- YOUR TASK:
Express each line of the material below as a JSON list of strings, with one string per line and no entries for blank lines.

Raw records:

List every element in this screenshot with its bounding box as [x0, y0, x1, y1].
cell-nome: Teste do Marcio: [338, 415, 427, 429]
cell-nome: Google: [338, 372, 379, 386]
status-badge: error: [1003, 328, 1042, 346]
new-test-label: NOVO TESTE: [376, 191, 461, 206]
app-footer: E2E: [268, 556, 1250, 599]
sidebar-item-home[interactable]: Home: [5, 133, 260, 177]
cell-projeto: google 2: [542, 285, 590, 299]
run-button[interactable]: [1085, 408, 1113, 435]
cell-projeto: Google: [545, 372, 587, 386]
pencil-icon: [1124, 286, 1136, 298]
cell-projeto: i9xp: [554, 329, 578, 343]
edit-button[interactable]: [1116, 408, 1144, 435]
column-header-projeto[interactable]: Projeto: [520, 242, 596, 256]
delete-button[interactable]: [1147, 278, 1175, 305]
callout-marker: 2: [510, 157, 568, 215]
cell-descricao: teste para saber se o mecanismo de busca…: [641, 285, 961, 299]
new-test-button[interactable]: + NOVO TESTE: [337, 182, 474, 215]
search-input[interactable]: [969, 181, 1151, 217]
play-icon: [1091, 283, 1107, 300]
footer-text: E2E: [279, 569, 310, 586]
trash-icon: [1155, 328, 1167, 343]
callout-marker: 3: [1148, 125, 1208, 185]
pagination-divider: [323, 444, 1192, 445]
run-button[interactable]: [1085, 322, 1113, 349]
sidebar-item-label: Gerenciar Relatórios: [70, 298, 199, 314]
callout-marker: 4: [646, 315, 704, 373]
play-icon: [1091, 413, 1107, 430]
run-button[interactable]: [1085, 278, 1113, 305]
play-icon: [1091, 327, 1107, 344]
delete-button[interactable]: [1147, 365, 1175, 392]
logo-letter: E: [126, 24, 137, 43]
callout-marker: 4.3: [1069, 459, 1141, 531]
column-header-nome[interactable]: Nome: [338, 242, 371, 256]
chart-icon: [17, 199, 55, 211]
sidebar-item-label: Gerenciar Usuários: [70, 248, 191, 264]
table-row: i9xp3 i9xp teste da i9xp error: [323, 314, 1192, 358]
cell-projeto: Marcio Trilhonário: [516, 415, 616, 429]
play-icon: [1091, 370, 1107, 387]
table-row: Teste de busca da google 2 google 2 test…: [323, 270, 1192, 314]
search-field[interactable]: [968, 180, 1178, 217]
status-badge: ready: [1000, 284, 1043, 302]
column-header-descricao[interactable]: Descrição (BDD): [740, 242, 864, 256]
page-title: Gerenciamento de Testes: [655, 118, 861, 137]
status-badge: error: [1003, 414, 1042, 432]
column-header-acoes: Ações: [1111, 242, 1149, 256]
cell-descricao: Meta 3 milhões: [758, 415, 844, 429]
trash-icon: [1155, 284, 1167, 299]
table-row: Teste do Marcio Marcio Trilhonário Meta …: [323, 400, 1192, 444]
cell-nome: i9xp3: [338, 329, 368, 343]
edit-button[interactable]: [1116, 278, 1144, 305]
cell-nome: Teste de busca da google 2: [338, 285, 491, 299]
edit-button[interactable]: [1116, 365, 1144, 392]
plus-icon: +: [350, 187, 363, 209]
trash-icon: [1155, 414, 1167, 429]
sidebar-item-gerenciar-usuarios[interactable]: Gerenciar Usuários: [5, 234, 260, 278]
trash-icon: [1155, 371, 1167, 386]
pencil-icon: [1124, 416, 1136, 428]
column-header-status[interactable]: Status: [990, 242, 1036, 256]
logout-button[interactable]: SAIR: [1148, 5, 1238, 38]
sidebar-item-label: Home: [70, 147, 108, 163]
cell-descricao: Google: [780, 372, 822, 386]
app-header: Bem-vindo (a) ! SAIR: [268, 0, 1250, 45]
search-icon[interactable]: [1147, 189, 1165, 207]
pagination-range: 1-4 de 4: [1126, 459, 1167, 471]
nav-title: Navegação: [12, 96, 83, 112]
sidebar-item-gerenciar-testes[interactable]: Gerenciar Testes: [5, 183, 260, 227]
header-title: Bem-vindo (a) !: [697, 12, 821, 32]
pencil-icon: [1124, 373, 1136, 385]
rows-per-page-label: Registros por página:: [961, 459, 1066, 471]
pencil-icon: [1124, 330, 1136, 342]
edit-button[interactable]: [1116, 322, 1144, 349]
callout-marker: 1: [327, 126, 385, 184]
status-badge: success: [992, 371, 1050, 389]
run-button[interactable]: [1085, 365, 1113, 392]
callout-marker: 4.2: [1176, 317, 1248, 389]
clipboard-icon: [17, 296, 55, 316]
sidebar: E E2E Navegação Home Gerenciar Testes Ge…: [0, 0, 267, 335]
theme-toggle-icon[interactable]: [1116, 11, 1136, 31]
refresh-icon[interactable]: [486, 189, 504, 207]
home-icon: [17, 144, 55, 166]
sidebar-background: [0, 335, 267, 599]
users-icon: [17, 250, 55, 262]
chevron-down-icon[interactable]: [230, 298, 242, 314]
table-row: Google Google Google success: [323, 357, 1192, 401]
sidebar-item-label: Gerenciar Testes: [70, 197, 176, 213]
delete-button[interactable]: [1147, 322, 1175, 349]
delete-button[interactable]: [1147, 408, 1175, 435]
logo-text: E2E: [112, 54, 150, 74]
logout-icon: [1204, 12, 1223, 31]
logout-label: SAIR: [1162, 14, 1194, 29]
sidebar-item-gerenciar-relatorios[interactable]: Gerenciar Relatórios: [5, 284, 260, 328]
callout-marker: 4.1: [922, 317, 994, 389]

- EXERCISE OUTPUT:
[
  "List every element in this screenshot with its bounding box as [x0, y0, x1, y1].",
  "cell-nome: Teste do Marcio: [338, 415, 427, 429]",
  "cell-nome: Google: [338, 372, 379, 386]",
  "status-badge: error: [1003, 328, 1042, 346]",
  "new-test-label: NOVO TESTE: [376, 191, 461, 206]",
  "app-footer: E2E: [268, 556, 1250, 599]",
  "sidebar-item-home[interactable]: Home: [5, 133, 260, 177]",
  "cell-projeto: google 2: [542, 285, 590, 299]",
  "run-button[interactable]: [1085, 408, 1113, 435]",
  "cell-projeto: Google: [545, 372, 587, 386]",
  "pencil-icon: [1124, 286, 1136, 298]",
  "cell-projeto: i9xp: [554, 329, 578, 343]",
  "edit-button[interactable]: [1116, 408, 1144, 435]",
  "column-header-projeto[interactable]: Projeto: [520, 242, 596, 256]",
  "delete-button[interactable]: [1147, 278, 1175, 305]",
  "callout-marker: 2: [510, 157, 568, 215]",
  "cell-descricao: teste para saber se o mecanismo de busca…: [641, 285, 961, 299]",
  "new-test-button[interactable]: + NOVO TESTE: [337, 182, 474, 215]",
  "search-input[interactable]: [969, 181, 1151, 217]",
  "play-icon: [1091, 283, 1107, 300]",
  "footer-text: E2E: [279, 569, 310, 586]",
  "trash-icon: [1155, 328, 1167, 343]",
  "callout-marker: 3: [1148, 125, 1208, 185]",
  "pagination-divider: [323, 444, 1192, 445]",
  "run-button[interactable]: [1085, 322, 1113, 349]",
  "sidebar-item-label: Gerenciar Relatórios: [70, 298, 199, 314]",
  "callout-marker: 4: [646, 315, 704, 373]",
  "play-icon: [1091, 413, 1107, 430]",
  "run-button[interactable]: [1085, 278, 1113, 305]",
  "play-icon: [1091, 327, 1107, 344]",
  "delete-button[interactable]: [1147, 365, 1175, 392]",
  "logo-letter: E: [126, 24, 137, 43]",
  "callout-marker: 4.3: [1069, 459, 1141, 531]",
  "column-header-nome[interactable]: Nome: [338, 242, 371, 256]",
  "chart-icon: [17, 199, 55, 211]",
  "sidebar-item-label: Gerenciar Usuários: [70, 248, 191, 264]",
  "table-row: i9xp3 i9xp teste da i9xp error: [323, 314, 1192, 358]",
  "cell-projeto: Marcio Trilhonário: [516, 415, 616, 429]",
  "play-icon: [1091, 370, 1107, 387]",
  "table-row: Teste de busca da google 2 google 2 test…: [323, 270, 1192, 314]",
  "search-field[interactable]: [968, 180, 1178, 217]",
  "status-badge: ready: [1000, 284, 1043, 302]",
  "column-header-descricao[interactable]: Descrição (BDD): [740, 242, 864, 256]",
  "page-title: Gerenciamento de Testes: [655, 118, 861, 137]",
  "status-badge: error: [1003, 414, 1042, 432]",
  "column-header-acoes: Ações: [1111, 242, 1149, 256]",
  "cell-descricao: Meta 3 milhões: [758, 415, 844, 429]",
  "trash-icon: [1155, 284, 1167, 299]",
  "table-row: Teste do Marcio Marcio Trilhonário Meta …: [323, 400, 1192, 444]",
  "cell-nome: i9xp3: [338, 329, 368, 343]",
  "edit-button[interactable]: [1116, 278, 1144, 305]",
  "cell-nome: Teste de busca da google 2: [338, 285, 491, 299]",
  "edit-button[interactable]: [1116, 365, 1144, 392]",
  "plus-icon: +: [350, 187, 363, 209]",
  "trash-icon: [1155, 414, 1167, 429]",
  "sidebar-item-gerenciar-usuarios[interactable]: Gerenciar Usuários: [5, 234, 260, 278]",
  "trash-icon: [1155, 371, 1167, 386]",
  "pencil-icon: [1124, 416, 1136, 428]",
  "column-header-status[interactable]: Status: [990, 242, 1036, 256]",
  "logout-button[interactable]: SAIR: [1148, 5, 1238, 38]",
  "sidebar-item-label: Home: [70, 147, 108, 163]",
  "cell-descricao: Google: [780, 372, 822, 386]",
  "app-header: Bem-vindo (a) ! SAIR: [268, 0, 1250, 45]",
  "search-icon[interactable]: [1147, 189, 1165, 207]",
  "pagination-range: 1-4 de 4: [1126, 459, 1167, 471]",
  "nav-title: Navegação: [12, 96, 83, 112]",
  "sidebar-item-gerenciar-testes[interactable]: Gerenciar Testes: [5, 183, 260, 227]",
  "header-title: Bem-vindo (a) !: [697, 12, 821, 32]",
  "pencil-icon: [1124, 373, 1136, 385]",
  "rows-per-page-label: Registros por página:: [961, 459, 1066, 471]",
  "pencil-icon: [1124, 330, 1136, 342]",
  "edit-button[interactable]: [1116, 322, 1144, 349]",
  "callout-marker: 1: [327, 126, 385, 184]",
  "status-badge: success: [992, 371, 1050, 389]",
  "run-button[interactable]: [1085, 365, 1113, 392]",
  "callout-marker: 4.2: [1176, 317, 1248, 389]",
  "clipboard-icon: [17, 296, 55, 316]",
  "sidebar: E E2E Navegação Home Gerenciar Testes Ge…: [0, 0, 267, 335]",
  "theme-toggle-icon[interactable]: [1116, 11, 1136, 31]",
  "refresh-icon[interactable]: [486, 189, 504, 207]",
  "home-icon: [17, 144, 55, 166]",
  "sidebar-background: [0, 335, 267, 599]",
  "users-icon: [17, 250, 55, 262]",
  "chevron-down-icon[interactable]: [230, 298, 242, 314]",
  "table-row: Google Google Google success: [323, 357, 1192, 401]",
  "sidebar-item-label: Gerenciar Testes: [70, 197, 176, 213]",
  "delete-button[interactable]: [1147, 322, 1175, 349]",
  "delete-button[interactable]: [1147, 408, 1175, 435]",
  "logo-text: E2E: [112, 54, 150, 74]",
  "logout-icon: [1204, 12, 1223, 31]",
  "logout-label: SAIR: [1162, 14, 1194, 29]",
  "sidebar-item-gerenciar-relatorios[interactable]: Gerenciar Relatórios: [5, 284, 260, 328]",
  "callout-marker: 4.1: [922, 317, 994, 389]"
]